» **ITEMS**

● ● ● ● ●

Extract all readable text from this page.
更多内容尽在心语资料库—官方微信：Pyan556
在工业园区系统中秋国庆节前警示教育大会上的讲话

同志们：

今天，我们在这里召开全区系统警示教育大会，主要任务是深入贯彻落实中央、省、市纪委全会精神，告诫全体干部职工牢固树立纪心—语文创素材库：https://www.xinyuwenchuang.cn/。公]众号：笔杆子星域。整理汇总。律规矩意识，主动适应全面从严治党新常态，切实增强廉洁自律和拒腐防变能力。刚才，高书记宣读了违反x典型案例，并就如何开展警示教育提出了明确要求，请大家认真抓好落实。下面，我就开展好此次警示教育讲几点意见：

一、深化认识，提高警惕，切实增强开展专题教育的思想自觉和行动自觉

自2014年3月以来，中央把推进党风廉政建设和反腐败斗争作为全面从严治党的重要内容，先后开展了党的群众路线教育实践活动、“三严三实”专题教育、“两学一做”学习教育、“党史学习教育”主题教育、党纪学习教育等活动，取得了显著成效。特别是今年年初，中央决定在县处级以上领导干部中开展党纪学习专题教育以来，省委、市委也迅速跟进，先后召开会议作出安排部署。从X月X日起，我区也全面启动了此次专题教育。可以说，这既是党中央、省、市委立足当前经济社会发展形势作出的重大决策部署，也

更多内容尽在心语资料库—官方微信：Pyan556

● ● ● ● ●

» **DIRECTIONS**
Transcribe every entry word for word.

» **THE COMPLETED TASK**
Extract all readable text from this page.
更多内容尽在心语资料库—官方微信：Pyan556
在工业园区系统中秋国庆节前警示教育大会上的讲话

同志们：

今天，我们在这里召开全区系统警示教育大会，主要任务是深入贯彻落实中央、省、市纪委全会精神，告诫全体干部职工牢固树立纪心—语文创素材库：https://www.xinyuwenchuang.cn/。公]众号：笔杆子星域。整理汇总。律规矩意识，主动适应全面从严治党新常态，切实增强廉洁自律和拒腐防变能力。刚才，高书记宣读了违反x典型案例，并就如何开展警示教育提出了明确要求，请大家认真抓好落实。下面，我就开展好此次警示教育讲几点意见：

一、深化认识，提高警惕，切实增强开展专题教育的思想自觉和行动自觉

自2014年3月以来，中央把推进党风廉政建设和反腐败斗争作为全面从严治党的重要内容，先后开展了党的群众路线教育实践活动、“三严三实”专题教育、“两学一做”学习教育、“党史学习教育”主题教育、党纪学习教育等活动，取得了显著成效。特别是今年年初，中央决定在县处级以上领导干部中开展党纪学习专题教育以来，省委、市委也迅速跟进，先后召开会议作出安排部署。从X月X日起，我区也全面启动了此次专题教育。可以说，这既是党中央、省、市委立足当前经济社会发展形势作出的重大决策部署，也

更多内容尽在心语资料库—官方微信：Pyan556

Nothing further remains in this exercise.